(Collection entries)

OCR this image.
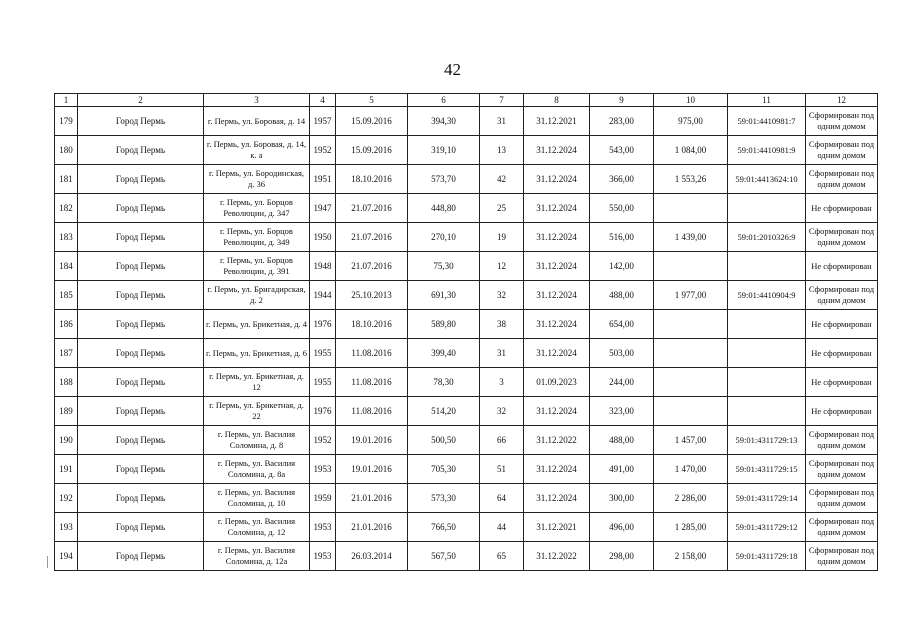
42
1	2	3	4	5	6	7	8	9	10	11	12
179	Город Пермь	г. Пермь, ул. Боровая, д. 14	1957	15.09.2016	394,30	31	31.12.2021	283,00	975,00	59:01:4410981:7	Сформирован под одним домом
180	Город Пермь	г. Пермь, ул. Боровая, д. 14, к. а	1952	15.09.2016	319,10	13	31.12.2024	543,00	1 084,00	59:01:4410981:9	Сформирован под одним домом
181	Город Пермь	г. Пермь, ул. Бородинская, д. 36	1951	18.10.2016	573,70	42	31.12.2024	366,00	1 553,26	59:01:4413624:10	Сформирован под одним домом
182	Город Пермь	г. Пермь, ул. Борцов Революции, д. 347	1947	21.07.2016	448,80	25	31.12.2024	550,00			Не сформирован
183	Город Пермь	г. Пермь, ул. Борцов Революции, д. 349	1950	21.07.2016	270,10	19	31.12.2024	516,00	1 439,00	59:01:2010326:9	Сформирован под одним домом
184	Город Пермь	г. Пермь, ул. Борцов Революции, д. 391	1948	21.07.2016	75,30	12	31.12.2024	142,00			Не сформирован
185	Город Пермь	г. Пермь, ул. Бригадирская, д. 2	1944	25.10.2013	691,30	32	31.12.2024	488,00	1 977,00	59:01:4410904:9	Сформирован под одним домом
186	Город Пермь	г. Пермь, ул. Брикетная, д. 4	1976	18.10.2016	589,80	38	31.12.2024	654,00			Не сформирован
187	Город Пермь	г. Пермь, ул. Брикетная, д. 6	1955	11.08.2016	399,40	31	31.12.2024	503,00			Не сформирован
188	Город Пермь	г. Пермь, ул. Брикетная, д. 12	1955	11.08.2016	78,30	3	01.09.2023	244,00			Не сформирован
189	Город Пермь	г. Пермь, ул. Брикетная, д. 22	1976	11.08.2016	514,20	32	31.12.2024	323,00			Не сформирован
190	Город Пермь	г. Пермь, ул. Василия Соломина, д. 8	1952	19.01.2016	500,50	66	31.12.2022	488,00	1 457,00	59:01:4311729:13	Сформирован под одним домом
191	Город Пермь	г. Пермь, ул. Василия Соломина, д. 8а	1953	19.01.2016	705,30	51	31.12.2024	491,00	1 470,00	59:01:4311729:15	Сформирован под одним домом
192	Город Пермь	г. Пермь, ул. Василия Соломина, д. 10	1959	21.01.2016	573,30	64	31.12.2024	300,00	2 286,00	59:01:4311729:14	Сформирован под одним домом
193	Город Пермь	г. Пермь, ул. Василия Соломина, д. 12	1953	21.01.2016	766,50	44	31.12.2021	496,00	1 285,00	59:01:4311729:12	Сформирован под одним домом
194	Город Пермь	г. Пермь, ул. Василия Соломина, д. 12а	1953	26.03.2014	567,50	65	31.12.2022	298,00	2 158,00	59:01:4311729:18	Сформирован под одним домом
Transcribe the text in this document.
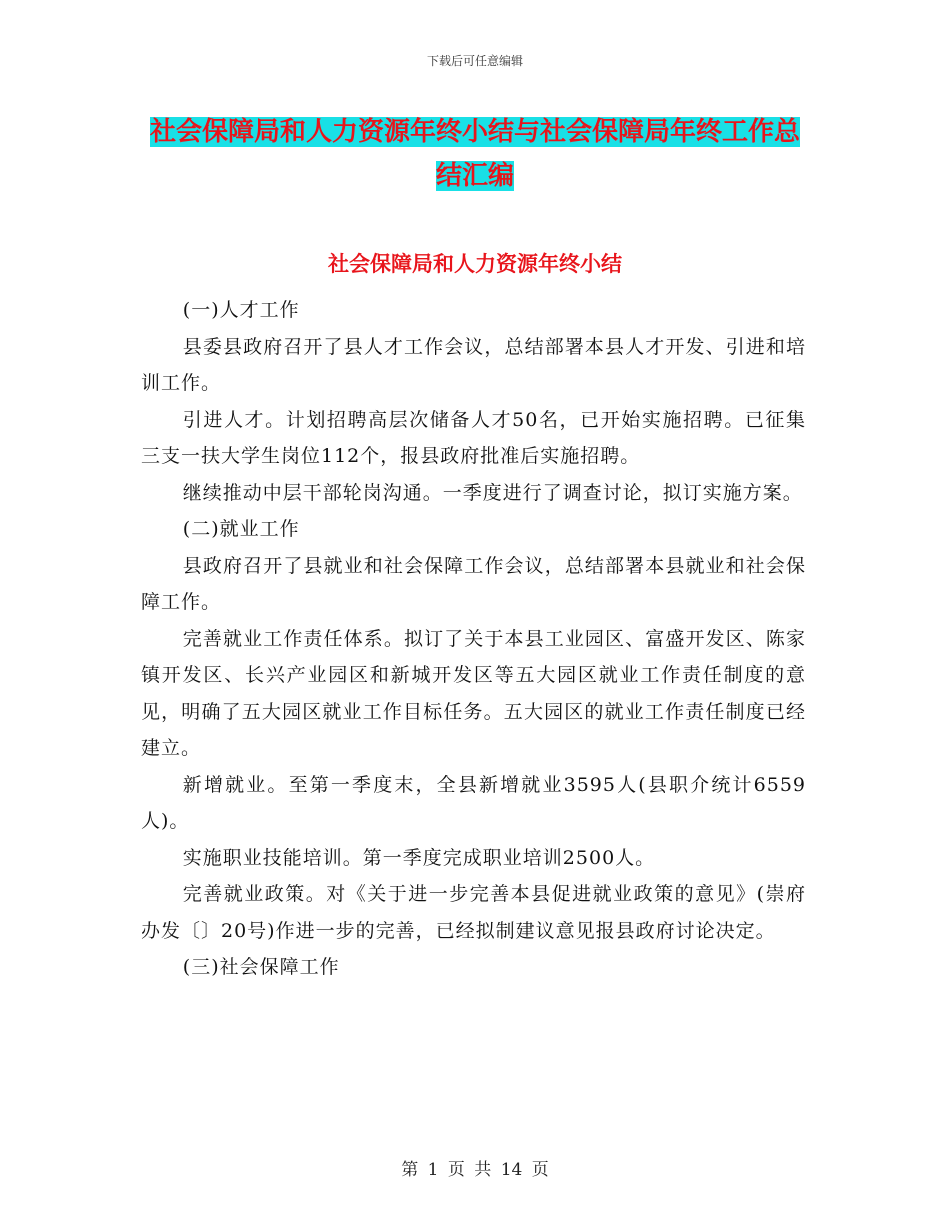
下载后可任意编辑
社会保障局和人力资源年终小结与社会保障局年终工作总结汇编
社会保障局和人力资源年终小结

(一)人才工作

县委县政府召开了县人才工作会议，总结部署本县人才开发、引进和培训工作。

引进人才。计划招聘高层次储备人才50名，已开始实施招聘。已征集三支一扶大学生岗位112个，报县政府批准后实施招聘。

继续推动中层干部轮岗沟通。一季度进行了调查讨论，拟订实施方案。

(二)就业工作

县政府召开了县就业和社会保障工作会议，总结部署本县就业和社会保障工作。

完善就业工作责任体系。拟订了关于本县工业园区、富盛开发区、陈家镇开发区、长兴产业园区和新城开发区等五大园区就业工作责任制度的意见，明确了五大园区就业工作目标任务。五大园区的就业工作责任制度已经建立。

新增就业。至第一季度末，全县新增就业3595人(县职介统计6559人)。

实施职业技能培训。第一季度完成职业培训2500人。

完善就业政策。对《关于进一步完善本县促进就业政策的意见》(崇府办发〔〕20号)作进一步的完善，已经拟制建议意见报县政府讨论决定。

(三)社会保障工作

第 1 页 共 14 页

● Required work:
Go through the data and count each line that has the word "this", then give the total alone.

● Written solution:
2